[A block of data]
▬▬▬
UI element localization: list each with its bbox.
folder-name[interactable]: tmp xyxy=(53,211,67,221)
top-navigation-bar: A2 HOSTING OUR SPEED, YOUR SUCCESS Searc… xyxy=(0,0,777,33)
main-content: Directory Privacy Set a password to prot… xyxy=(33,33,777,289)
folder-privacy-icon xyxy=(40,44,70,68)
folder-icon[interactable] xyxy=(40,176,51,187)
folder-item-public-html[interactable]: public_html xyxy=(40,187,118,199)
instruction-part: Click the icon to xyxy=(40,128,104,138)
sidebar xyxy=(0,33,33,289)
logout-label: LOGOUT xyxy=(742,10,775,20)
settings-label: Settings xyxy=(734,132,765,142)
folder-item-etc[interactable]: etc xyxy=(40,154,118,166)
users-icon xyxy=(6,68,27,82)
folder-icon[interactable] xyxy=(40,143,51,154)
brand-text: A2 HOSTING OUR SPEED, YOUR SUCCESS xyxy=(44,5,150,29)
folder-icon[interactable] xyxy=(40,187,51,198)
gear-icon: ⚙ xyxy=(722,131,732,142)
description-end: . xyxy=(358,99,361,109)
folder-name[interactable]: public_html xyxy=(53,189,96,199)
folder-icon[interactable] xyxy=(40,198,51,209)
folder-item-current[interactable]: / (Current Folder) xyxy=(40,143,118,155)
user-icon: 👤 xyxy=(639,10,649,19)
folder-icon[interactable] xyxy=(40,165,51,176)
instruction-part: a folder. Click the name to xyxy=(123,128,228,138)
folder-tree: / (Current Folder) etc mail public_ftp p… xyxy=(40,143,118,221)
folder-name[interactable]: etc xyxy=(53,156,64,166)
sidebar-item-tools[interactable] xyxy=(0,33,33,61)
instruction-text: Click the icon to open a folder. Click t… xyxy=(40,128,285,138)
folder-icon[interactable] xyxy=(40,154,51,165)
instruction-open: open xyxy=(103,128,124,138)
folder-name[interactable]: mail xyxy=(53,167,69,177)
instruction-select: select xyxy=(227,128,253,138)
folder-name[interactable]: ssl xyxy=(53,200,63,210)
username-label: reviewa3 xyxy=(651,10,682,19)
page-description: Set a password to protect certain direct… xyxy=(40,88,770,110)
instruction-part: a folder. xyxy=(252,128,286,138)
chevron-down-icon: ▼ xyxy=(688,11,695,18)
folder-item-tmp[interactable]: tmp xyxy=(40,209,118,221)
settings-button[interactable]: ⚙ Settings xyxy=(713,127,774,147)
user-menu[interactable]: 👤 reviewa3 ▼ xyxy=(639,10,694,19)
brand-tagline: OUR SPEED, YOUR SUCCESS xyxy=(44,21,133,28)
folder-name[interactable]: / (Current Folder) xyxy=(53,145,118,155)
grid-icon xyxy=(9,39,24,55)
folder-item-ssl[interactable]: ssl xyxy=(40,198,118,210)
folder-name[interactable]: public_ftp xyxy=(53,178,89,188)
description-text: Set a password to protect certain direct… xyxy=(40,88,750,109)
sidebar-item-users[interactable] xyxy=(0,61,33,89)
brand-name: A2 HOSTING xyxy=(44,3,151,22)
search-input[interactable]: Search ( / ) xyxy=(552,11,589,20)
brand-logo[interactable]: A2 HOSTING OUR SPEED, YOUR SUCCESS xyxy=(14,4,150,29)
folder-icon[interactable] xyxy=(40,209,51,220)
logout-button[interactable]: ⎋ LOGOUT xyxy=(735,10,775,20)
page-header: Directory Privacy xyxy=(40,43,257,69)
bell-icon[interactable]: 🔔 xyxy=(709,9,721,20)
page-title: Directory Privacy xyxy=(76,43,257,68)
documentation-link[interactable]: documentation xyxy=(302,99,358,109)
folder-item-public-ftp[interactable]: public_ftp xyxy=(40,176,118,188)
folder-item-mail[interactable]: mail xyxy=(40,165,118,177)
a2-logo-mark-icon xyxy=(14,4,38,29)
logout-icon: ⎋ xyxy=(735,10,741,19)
▬▬▬
> GIVEN INSTRUCTION: Copy every line of the records above without changing anything.

> WRITTEN ANSWER:
UI element localization: list each with its bbox.
folder-name[interactable]: tmp xyxy=(53,211,67,221)
top-navigation-bar: A2 HOSTING OUR SPEED, YOUR SUCCESS Searc… xyxy=(0,0,777,33)
main-content: Directory Privacy Set a password to prot… xyxy=(33,33,777,289)
folder-privacy-icon xyxy=(40,44,70,68)
folder-icon[interactable] xyxy=(40,176,51,187)
folder-item-public-html[interactable]: public_html xyxy=(40,187,118,199)
instruction-part: Click the icon to xyxy=(40,128,104,138)
sidebar xyxy=(0,33,33,289)
logout-label: LOGOUT xyxy=(742,10,775,20)
settings-label: Settings xyxy=(734,132,765,142)
folder-item-etc[interactable]: etc xyxy=(40,154,118,166)
users-icon xyxy=(6,68,27,82)
folder-icon[interactable] xyxy=(40,143,51,154)
brand-text: A2 HOSTING OUR SPEED, YOUR SUCCESS xyxy=(44,5,150,29)
folder-icon[interactable] xyxy=(40,187,51,198)
gear-icon: ⚙ xyxy=(722,131,732,142)
description-end: . xyxy=(358,99,361,109)
folder-name[interactable]: public_html xyxy=(53,189,96,199)
folder-icon[interactable] xyxy=(40,198,51,209)
folder-item-current[interactable]: / (Current Folder) xyxy=(40,143,118,155)
user-icon: 👤 xyxy=(639,10,649,19)
folder-icon[interactable] xyxy=(40,165,51,176)
instruction-part: a folder. Click the name to xyxy=(123,128,228,138)
folder-tree: / (Current Folder) etc mail public_ftp p… xyxy=(40,143,118,221)
folder-name[interactable]: etc xyxy=(53,156,64,166)
sidebar-item-tools[interactable] xyxy=(0,33,33,61)
instruction-text: Click the icon to open a folder. Click t… xyxy=(40,128,285,138)
folder-icon[interactable] xyxy=(40,154,51,165)
instruction-open: open xyxy=(103,128,124,138)
folder-name[interactable]: mail xyxy=(53,167,69,177)
instruction-select: select xyxy=(227,128,253,138)
folder-name[interactable]: ssl xyxy=(53,200,63,210)
username-label: reviewa3 xyxy=(651,10,682,19)
page-description: Set a password to protect certain direct… xyxy=(40,88,770,110)
instruction-part: a folder. xyxy=(252,128,286,138)
chevron-down-icon: ▼ xyxy=(688,11,695,18)
folder-item-tmp[interactable]: tmp xyxy=(40,209,118,221)
settings-button[interactable]: ⚙ Settings xyxy=(713,127,774,147)
user-menu[interactable]: 👤 reviewa3 ▼ xyxy=(639,10,694,19)
brand-tagline: OUR SPEED, YOUR SUCCESS xyxy=(44,21,133,28)
folder-name[interactable]: / (Current Folder) xyxy=(53,145,118,155)
grid-icon xyxy=(9,39,24,55)
folder-item-ssl[interactable]: ssl xyxy=(40,198,118,210)
folder-name[interactable]: public_ftp xyxy=(53,178,89,188)
description-text: Set a password to protect certain direct… xyxy=(40,88,750,109)
sidebar-item-users[interactable] xyxy=(0,61,33,89)
brand-name: A2 HOSTING xyxy=(44,3,151,22)
search-input[interactable]: Search ( / ) xyxy=(552,11,589,20)
brand-logo[interactable]: A2 HOSTING OUR SPEED, YOUR SUCCESS xyxy=(14,4,150,29)
folder-icon[interactable] xyxy=(40,209,51,220)
logout-button[interactable]: ⎋ LOGOUT xyxy=(735,10,775,20)
page-header: Directory Privacy xyxy=(40,43,257,69)
bell-icon[interactable]: 🔔 xyxy=(709,9,721,20)
page-title: Directory Privacy xyxy=(76,43,257,68)
documentation-link[interactable]: documentation xyxy=(302,99,358,109)
folder-item-public-ftp[interactable]: public_ftp xyxy=(40,176,118,188)
folder-item-mail[interactable]: mail xyxy=(40,165,118,177)
a2-logo-mark-icon xyxy=(14,4,38,29)
logout-icon: ⎋ xyxy=(735,10,741,19)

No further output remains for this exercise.